What you will do: Filter the lines below, copying only those with the string "Count".

Extracts from a graphics dataset:

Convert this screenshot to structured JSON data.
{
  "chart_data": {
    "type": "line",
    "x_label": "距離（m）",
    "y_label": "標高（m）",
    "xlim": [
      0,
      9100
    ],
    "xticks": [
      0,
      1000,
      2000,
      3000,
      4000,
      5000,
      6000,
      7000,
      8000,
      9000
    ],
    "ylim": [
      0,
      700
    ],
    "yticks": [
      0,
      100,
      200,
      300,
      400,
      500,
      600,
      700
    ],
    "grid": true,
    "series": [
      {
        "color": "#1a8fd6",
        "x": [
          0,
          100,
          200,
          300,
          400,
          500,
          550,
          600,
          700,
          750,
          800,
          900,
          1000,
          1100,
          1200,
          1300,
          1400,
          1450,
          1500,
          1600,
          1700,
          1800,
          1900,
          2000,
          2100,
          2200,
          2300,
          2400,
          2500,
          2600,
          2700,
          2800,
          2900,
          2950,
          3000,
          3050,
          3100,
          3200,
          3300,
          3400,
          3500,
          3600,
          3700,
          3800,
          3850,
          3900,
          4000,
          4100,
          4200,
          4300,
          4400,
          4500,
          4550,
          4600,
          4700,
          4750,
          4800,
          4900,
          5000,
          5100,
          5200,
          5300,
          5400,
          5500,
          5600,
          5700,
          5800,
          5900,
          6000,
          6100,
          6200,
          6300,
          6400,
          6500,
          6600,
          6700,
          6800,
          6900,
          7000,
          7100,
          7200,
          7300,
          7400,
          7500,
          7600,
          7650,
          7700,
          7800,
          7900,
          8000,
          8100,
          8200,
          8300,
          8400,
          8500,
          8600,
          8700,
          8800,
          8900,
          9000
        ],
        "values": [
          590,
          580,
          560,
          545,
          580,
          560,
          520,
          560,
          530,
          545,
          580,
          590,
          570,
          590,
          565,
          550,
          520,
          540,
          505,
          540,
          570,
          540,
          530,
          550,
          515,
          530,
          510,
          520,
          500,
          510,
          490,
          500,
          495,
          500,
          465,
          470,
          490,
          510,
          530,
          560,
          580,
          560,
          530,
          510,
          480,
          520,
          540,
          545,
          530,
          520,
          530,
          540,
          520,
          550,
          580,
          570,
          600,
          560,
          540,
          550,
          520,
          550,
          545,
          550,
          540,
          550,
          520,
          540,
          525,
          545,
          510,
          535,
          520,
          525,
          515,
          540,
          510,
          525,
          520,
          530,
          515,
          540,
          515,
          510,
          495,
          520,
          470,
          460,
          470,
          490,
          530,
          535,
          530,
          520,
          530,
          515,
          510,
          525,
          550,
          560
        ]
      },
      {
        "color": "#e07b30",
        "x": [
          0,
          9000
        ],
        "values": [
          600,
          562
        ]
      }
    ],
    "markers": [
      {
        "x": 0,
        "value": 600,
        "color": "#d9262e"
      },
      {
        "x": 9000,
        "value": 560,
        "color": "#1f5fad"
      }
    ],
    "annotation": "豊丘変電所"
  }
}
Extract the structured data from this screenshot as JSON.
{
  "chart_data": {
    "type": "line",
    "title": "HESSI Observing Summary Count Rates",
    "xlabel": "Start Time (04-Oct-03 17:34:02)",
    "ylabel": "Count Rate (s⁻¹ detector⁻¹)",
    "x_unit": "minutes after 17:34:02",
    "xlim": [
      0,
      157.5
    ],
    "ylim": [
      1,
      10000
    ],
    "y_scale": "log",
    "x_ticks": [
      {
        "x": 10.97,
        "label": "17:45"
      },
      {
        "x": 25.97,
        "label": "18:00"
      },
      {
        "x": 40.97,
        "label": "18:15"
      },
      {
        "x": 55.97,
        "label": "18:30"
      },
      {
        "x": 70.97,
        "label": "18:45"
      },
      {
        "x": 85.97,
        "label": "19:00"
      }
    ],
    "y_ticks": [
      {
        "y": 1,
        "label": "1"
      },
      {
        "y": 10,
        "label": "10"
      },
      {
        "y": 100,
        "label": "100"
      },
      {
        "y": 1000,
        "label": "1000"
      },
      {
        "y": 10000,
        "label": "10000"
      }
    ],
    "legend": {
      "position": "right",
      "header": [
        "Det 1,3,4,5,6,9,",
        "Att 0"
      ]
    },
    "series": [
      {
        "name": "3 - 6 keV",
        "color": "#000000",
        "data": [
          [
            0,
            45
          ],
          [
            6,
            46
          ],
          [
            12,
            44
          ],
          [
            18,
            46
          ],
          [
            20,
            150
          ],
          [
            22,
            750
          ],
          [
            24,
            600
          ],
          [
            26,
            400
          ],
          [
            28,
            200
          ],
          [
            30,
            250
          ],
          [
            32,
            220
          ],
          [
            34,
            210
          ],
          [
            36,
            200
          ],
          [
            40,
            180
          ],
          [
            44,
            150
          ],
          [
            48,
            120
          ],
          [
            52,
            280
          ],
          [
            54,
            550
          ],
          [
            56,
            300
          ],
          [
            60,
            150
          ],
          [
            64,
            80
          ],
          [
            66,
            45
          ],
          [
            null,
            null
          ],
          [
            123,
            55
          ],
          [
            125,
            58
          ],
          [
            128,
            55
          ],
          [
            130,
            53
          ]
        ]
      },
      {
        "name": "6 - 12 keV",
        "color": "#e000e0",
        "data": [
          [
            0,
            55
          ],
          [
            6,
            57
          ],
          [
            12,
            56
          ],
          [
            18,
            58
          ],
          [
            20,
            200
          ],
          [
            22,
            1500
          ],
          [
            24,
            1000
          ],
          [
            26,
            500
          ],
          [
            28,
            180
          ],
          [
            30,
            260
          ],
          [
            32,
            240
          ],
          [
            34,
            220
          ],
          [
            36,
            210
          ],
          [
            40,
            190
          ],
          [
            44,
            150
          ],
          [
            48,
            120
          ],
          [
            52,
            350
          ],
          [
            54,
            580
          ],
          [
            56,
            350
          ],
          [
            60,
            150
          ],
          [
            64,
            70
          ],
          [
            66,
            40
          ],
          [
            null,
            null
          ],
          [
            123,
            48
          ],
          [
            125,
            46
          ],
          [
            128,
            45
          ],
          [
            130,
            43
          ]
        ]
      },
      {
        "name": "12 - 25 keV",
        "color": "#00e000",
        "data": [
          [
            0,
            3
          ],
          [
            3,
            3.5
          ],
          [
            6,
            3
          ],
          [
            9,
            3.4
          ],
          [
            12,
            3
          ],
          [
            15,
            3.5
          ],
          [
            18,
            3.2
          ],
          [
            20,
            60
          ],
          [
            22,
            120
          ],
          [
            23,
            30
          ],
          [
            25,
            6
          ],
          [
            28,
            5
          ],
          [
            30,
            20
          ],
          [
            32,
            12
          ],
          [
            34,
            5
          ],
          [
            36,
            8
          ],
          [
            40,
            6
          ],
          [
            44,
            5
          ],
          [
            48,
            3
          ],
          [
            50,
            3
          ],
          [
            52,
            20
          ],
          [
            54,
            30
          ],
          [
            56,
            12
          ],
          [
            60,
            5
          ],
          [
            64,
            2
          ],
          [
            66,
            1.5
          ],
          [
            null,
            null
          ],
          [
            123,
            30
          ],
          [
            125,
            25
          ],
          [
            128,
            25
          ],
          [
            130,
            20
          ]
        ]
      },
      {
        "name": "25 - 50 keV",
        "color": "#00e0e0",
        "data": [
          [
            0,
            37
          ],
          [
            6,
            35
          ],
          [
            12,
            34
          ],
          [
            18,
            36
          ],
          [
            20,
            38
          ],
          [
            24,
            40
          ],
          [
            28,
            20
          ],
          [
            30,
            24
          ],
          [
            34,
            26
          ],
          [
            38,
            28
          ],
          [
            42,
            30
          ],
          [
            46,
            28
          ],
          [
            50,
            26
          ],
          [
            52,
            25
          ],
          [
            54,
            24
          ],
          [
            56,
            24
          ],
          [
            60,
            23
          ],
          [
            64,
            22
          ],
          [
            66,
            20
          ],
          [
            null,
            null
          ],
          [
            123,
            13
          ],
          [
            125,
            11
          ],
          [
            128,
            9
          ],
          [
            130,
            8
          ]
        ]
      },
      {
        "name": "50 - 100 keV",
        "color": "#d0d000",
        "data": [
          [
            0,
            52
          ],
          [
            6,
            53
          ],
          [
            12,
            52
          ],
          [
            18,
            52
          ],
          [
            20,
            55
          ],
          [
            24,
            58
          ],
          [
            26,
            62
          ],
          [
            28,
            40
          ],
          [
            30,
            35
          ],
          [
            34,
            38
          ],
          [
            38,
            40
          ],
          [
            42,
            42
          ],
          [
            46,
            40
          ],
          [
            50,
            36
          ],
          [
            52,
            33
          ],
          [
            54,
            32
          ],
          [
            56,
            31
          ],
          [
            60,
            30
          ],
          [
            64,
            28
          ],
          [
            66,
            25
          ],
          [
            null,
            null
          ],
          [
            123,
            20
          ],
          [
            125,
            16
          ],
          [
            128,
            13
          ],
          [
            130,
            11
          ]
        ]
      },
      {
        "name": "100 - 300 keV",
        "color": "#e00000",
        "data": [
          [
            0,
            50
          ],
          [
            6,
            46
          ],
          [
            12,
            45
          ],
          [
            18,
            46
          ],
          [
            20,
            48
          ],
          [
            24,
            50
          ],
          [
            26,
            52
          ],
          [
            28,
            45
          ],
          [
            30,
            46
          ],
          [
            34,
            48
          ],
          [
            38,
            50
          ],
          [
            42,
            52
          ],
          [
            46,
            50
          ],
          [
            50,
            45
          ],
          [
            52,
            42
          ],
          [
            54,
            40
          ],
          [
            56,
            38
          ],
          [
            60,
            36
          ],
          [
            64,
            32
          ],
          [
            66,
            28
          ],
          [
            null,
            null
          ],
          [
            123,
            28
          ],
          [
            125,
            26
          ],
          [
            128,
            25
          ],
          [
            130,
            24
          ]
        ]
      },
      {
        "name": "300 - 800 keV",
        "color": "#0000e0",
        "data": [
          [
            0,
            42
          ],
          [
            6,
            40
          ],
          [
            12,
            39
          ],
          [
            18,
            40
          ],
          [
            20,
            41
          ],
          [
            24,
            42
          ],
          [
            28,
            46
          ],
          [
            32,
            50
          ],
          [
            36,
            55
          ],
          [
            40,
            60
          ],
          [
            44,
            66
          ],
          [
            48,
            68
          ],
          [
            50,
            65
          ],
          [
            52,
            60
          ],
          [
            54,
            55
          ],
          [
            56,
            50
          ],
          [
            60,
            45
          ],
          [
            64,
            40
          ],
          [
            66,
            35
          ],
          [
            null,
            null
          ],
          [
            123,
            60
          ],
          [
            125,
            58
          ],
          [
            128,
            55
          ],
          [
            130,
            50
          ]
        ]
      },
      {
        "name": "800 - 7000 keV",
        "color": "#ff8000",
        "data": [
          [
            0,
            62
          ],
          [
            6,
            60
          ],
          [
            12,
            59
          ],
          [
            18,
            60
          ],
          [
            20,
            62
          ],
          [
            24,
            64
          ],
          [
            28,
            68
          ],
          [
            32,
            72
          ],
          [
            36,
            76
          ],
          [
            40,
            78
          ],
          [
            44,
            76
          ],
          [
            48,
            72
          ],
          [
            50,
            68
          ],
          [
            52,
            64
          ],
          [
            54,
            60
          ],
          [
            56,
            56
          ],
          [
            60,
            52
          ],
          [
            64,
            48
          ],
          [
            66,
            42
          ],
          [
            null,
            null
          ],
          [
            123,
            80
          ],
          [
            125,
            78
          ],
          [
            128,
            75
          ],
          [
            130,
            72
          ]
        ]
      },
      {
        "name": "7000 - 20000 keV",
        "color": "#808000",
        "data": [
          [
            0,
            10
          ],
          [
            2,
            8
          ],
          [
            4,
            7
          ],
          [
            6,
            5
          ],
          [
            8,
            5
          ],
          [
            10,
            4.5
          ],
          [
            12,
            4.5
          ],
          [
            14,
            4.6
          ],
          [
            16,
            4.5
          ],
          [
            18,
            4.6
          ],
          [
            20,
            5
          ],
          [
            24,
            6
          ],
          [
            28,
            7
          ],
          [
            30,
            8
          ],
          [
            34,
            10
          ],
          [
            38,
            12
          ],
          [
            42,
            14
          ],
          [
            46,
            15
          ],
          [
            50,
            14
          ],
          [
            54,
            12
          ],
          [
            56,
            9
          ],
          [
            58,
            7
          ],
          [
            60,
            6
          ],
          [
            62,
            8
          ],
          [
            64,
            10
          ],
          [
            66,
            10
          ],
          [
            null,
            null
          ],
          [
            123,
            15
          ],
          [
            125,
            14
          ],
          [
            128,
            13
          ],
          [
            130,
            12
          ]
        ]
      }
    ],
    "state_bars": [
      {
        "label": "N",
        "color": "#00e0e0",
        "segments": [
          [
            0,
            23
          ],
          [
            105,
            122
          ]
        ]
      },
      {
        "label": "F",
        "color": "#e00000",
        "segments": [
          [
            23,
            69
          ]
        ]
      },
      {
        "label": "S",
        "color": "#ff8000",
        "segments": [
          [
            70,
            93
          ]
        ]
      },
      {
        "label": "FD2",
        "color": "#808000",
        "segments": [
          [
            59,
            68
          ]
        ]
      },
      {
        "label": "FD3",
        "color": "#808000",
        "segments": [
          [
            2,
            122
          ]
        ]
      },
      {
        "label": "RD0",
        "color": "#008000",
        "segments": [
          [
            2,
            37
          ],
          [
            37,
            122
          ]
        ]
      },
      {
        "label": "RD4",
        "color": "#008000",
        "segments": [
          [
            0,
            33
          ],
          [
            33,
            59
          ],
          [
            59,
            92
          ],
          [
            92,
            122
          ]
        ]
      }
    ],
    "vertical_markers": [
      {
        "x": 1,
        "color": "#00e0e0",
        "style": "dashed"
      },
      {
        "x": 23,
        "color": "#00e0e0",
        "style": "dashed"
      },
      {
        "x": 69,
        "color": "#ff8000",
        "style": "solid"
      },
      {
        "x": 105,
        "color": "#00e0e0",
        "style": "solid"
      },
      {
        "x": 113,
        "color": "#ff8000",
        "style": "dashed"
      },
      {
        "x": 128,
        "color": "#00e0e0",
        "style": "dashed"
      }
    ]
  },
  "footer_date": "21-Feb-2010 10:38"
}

The answer:
    "title": "HESSI Observing Summary Count Rates",
    "ylabel": "Count Rate (s⁻¹ detector⁻¹)",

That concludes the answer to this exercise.